** START OF Data provided **

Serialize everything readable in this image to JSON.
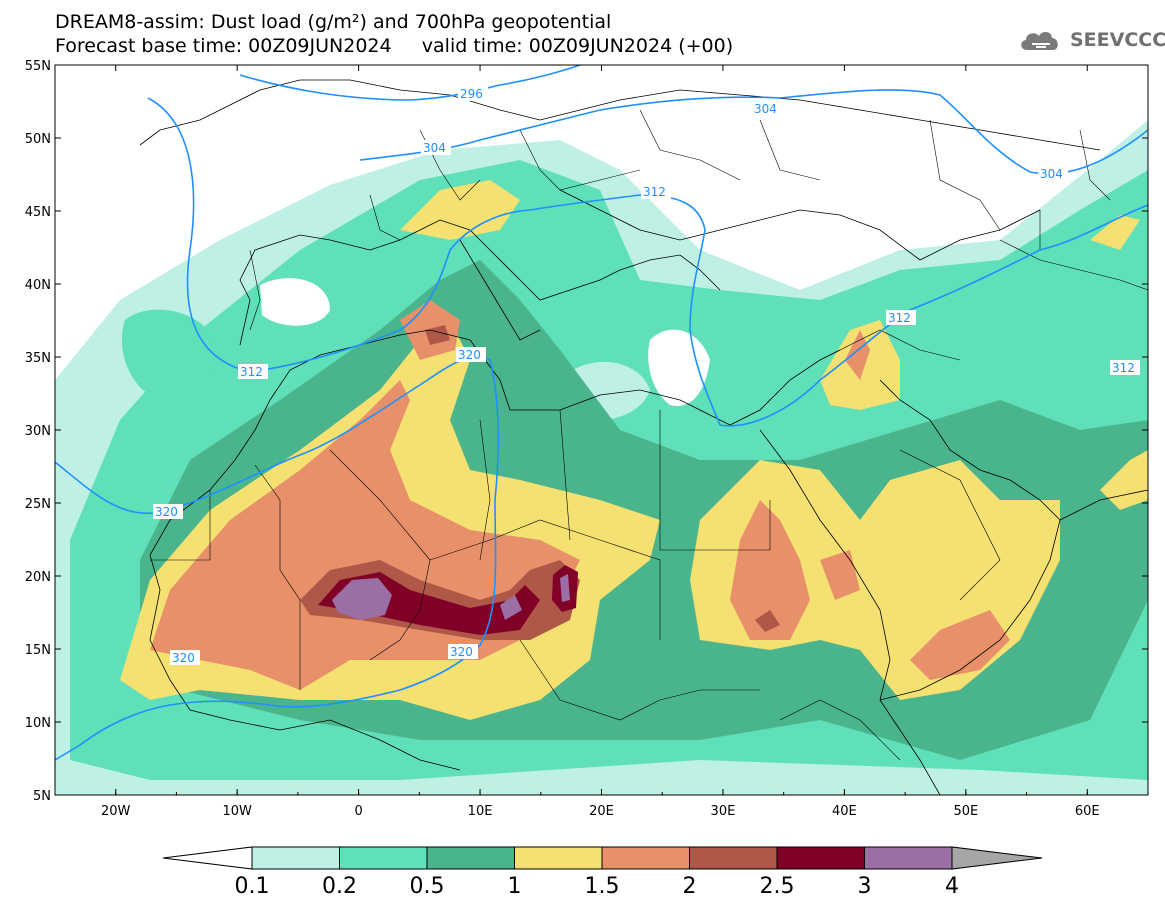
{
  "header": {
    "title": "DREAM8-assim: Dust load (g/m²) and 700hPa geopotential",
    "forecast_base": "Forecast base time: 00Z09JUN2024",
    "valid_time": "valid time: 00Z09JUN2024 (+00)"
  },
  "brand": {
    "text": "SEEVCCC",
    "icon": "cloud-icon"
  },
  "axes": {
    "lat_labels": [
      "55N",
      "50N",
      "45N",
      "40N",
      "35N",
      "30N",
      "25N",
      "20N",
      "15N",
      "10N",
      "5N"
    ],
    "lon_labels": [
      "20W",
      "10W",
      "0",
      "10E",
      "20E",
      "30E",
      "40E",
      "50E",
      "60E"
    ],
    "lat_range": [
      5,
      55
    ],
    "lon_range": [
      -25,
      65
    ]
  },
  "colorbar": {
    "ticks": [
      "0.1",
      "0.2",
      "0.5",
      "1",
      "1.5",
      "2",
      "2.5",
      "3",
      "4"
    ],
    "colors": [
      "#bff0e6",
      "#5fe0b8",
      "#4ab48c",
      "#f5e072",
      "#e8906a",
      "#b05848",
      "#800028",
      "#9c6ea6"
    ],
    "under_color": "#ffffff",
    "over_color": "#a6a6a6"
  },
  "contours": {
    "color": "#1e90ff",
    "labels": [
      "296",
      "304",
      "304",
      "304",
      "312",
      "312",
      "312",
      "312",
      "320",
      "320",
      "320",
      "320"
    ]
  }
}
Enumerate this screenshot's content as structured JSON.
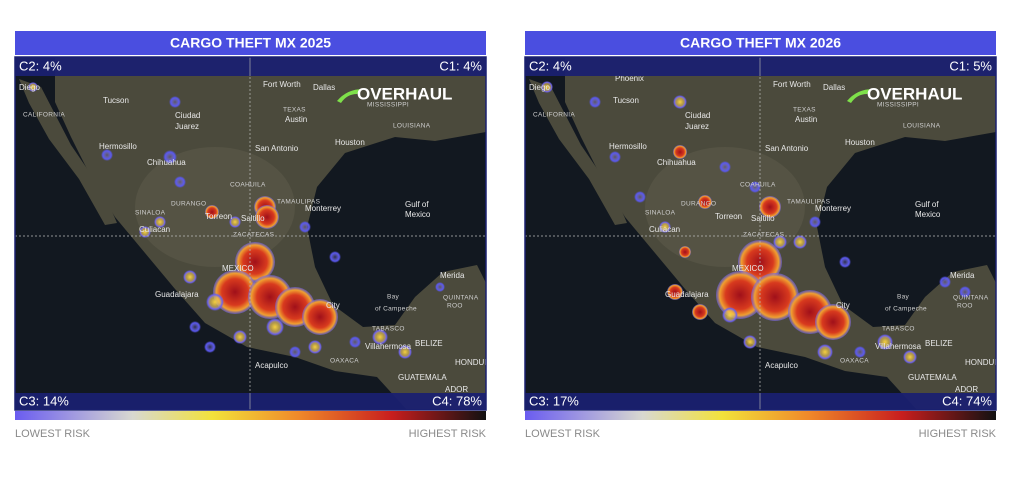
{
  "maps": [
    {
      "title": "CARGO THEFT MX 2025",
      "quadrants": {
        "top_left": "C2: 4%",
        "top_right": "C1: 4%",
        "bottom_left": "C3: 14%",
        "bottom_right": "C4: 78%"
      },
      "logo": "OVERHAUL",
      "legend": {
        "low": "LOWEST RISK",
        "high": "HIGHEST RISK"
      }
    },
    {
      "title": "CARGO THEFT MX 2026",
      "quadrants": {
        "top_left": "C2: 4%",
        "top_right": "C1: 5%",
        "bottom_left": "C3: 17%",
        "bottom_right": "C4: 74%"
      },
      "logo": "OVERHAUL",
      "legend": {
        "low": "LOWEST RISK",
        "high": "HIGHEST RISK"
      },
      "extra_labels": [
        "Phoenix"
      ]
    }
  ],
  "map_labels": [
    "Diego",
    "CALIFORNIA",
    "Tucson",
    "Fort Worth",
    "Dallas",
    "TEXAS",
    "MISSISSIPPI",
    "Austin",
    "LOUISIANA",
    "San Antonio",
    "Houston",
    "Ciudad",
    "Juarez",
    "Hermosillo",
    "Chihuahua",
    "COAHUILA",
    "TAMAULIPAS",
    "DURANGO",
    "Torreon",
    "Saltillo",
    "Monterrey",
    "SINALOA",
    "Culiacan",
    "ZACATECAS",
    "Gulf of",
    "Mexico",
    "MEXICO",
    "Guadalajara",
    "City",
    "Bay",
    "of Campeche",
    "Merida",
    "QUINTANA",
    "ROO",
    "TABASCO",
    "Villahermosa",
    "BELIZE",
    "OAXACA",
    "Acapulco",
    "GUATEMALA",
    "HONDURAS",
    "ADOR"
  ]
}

** END OF Data provided **
** START OF Data provided **

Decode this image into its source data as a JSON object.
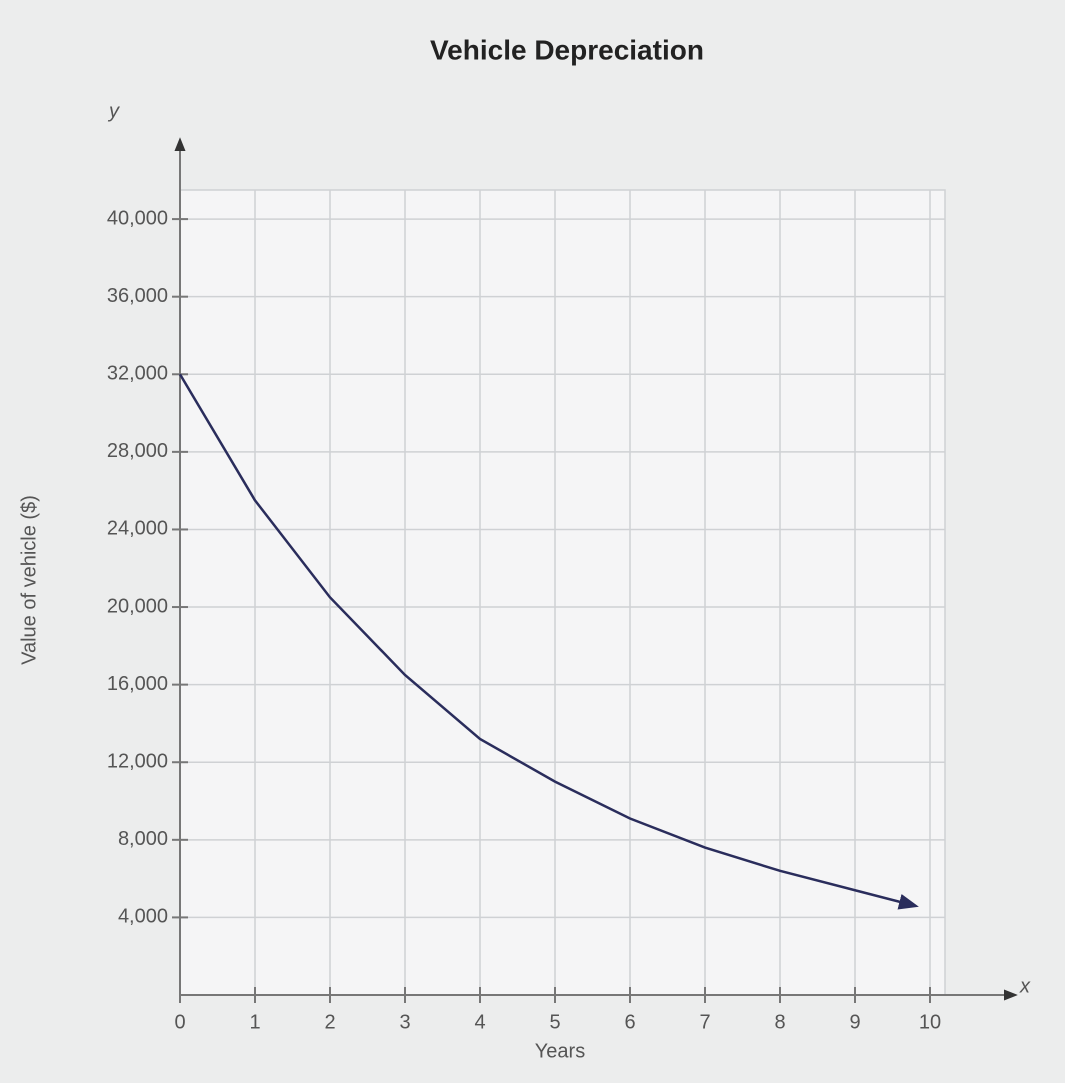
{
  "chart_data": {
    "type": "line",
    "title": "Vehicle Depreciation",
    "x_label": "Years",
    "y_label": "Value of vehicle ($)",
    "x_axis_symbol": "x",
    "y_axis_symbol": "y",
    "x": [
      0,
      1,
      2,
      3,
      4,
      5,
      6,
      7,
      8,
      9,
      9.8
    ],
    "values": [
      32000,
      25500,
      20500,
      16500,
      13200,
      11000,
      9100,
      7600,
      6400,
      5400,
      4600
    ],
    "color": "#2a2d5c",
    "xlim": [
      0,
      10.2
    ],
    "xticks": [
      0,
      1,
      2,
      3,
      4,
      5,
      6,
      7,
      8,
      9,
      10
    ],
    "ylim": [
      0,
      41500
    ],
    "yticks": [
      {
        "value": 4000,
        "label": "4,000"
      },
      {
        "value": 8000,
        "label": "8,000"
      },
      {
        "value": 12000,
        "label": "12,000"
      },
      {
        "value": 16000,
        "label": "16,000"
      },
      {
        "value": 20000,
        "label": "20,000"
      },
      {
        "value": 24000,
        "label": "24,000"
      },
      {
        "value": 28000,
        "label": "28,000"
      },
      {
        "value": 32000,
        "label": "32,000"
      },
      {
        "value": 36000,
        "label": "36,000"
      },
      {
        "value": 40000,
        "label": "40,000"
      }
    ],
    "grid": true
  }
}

** END OF Data provided **

- Work to complete:
Identify the lines of the entries containing the string "CARGO". Copy each such line.

- Expected answer:
      "title": "CARGO THEFT MX 2025",
      "title": "CARGO THEFT MX 2026",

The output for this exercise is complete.